▶ WRITTEN INSTRUCTION
Write every line out verbatim and omit the pictures.

▶ MATERIAL SUPPLIED

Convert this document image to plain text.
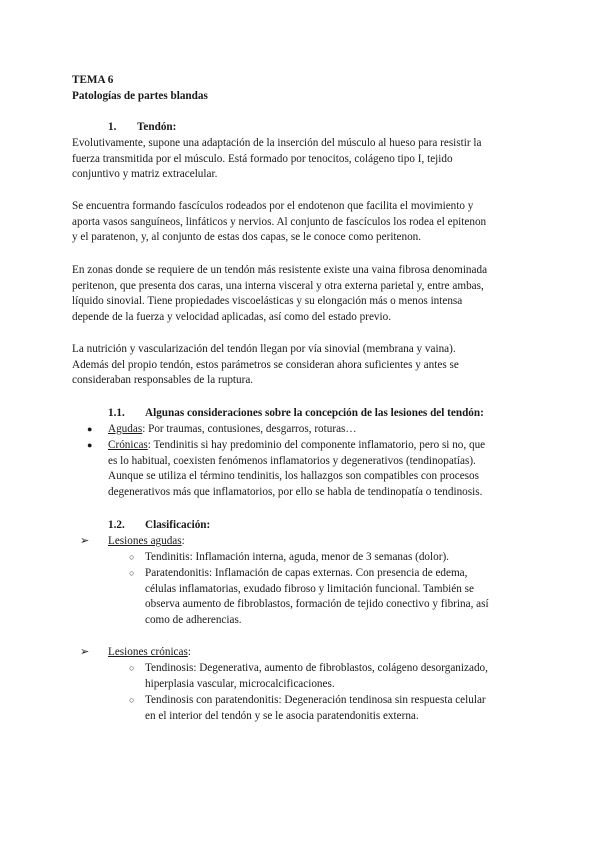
TEMA 6
Patologías de partes blandas
1. Tendón:
Evolutivamente, supone una adaptación de la inserción del músculo al hueso para resistir la
fuerza transmitida por el músculo. Está formado por tenocitos, colágeno tipo I, tejido
conjuntivo y matriz extracelular.
Se encuentra formando fascículos rodeados por el endotenon que facilita el movimiento y
aporta vasos sanguíneos, linfáticos y nervios. Al conjunto de fascículos los rodea el epitenon
y el paratenon, y, al conjunto de estas dos capas, se le conoce como peritenon.
En zonas donde se requiere de un tendón más resistente existe una vaina fibrosa denominada
peritenon, que presenta dos caras, una interna visceral y otra externa parietal y, entre ambas,
líquido sinovial. Tiene propiedades viscoelásticas y su elongación más o menos intensa
depende de la fuerza y velocidad aplicadas, así como del estado previo.
La nutrición y vascularización del tendón llegan por vía sinovial (membrana y vaina).
Además del propio tendón, estos parámetros se consideran ahora suficientes y antes se
consideraban responsables de la ruptura.
1.1. Algunas consideraciones sobre la concepción de las lesiones del tendón:
● Agudas: Por traumas, contusiones, desgarros, roturas…
● Crónicas: Tendinitis si hay predominio del componente inflamatorio, pero si no, que
es lo habitual, coexisten fenómenos inflamatorios y degenerativos (tendinopatías).
Aunque se utiliza el término tendinitis, los hallazgos son compatibles con procesos
degenerativos más que inflamatorios, por ello se habla de tendinopatía o tendinosis.
1.2. Clasificación:
➢ Lesiones agudas:
○ Tendinitis: Inflamación interna, aguda, menor de 3 semanas (dolor).
○ Paratendonitis: Inflamación de capas externas. Con presencia de edema,
células inflamatorias, exudado fibroso y limitación funcional. También se
observa aumento de fibroblastos, formación de tejido conectivo y fibrina, así
como de adherencias.
➢ Lesiones crónicas:
○ Tendinosis: Degenerativa, aumento de fibroblastos, colágeno desorganizado,
hiperplasia vascular, microcalcificaciones.
○ Tendinosis con paratendonitis: Degeneración tendinosa sin respuesta celular
en el interior del tendón y se le asocia paratendonitis externa.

▶ RESPONSE TO THE TASK
Convert this document image to plain text.
TEMA 6
Patologías de partes blandas
1. Tendón:
Evolutivamente, supone una adaptación de la inserción del músculo al hueso para resistir la
fuerza transmitida por el músculo. Está formado por tenocitos, colágeno tipo I, tejido
conjuntivo y matriz extracelular.
Se encuentra formando fascículos rodeados por el endotenon que facilita el movimiento y
aporta vasos sanguíneos, linfáticos y nervios. Al conjunto de fascículos los rodea el epitenon
y el paratenon, y, al conjunto de estas dos capas, se le conoce como peritenon.
En zonas donde se requiere de un tendón más resistente existe una vaina fibrosa denominada
peritenon, que presenta dos caras, una interna visceral y otra externa parietal y, entre ambas,
líquido sinovial. Tiene propiedades viscoelásticas y su elongación más o menos intensa
depende de la fuerza y velocidad aplicadas, así como del estado previo.
La nutrición y vascularización del tendón llegan por vía sinovial (membrana y vaina).
Además del propio tendón, estos parámetros se consideran ahora suficientes y antes se
consideraban responsables de la ruptura.
1.1. Algunas consideraciones sobre la concepción de las lesiones del tendón:
● Agudas: Por traumas, contusiones, desgarros, roturas…
● Crónicas: Tendinitis si hay predominio del componente inflamatorio, pero si no, que
es lo habitual, coexisten fenómenos inflamatorios y degenerativos (tendinopatías).
Aunque se utiliza el término tendinitis, los hallazgos son compatibles con procesos
degenerativos más que inflamatorios, por ello se habla de tendinopatía o tendinosis.
1.2. Clasificación:
➢ Lesiones agudas:
○ Tendinitis: Inflamación interna, aguda, menor de 3 semanas (dolor).
○ Paratendonitis: Inflamación de capas externas. Con presencia de edema,
células inflamatorias, exudado fibroso y limitación funcional. También se
observa aumento de fibroblastos, formación de tejido conectivo y fibrina, así
como de adherencias.
➢ Lesiones crónicas:
○ Tendinosis: Degenerativa, aumento de fibroblastos, colágeno desorganizado,
hiperplasia vascular, microcalcificaciones.
○ Tendinosis con paratendonitis: Degeneración tendinosa sin respuesta celular
en el interior del tendón y se le asocia paratendonitis externa.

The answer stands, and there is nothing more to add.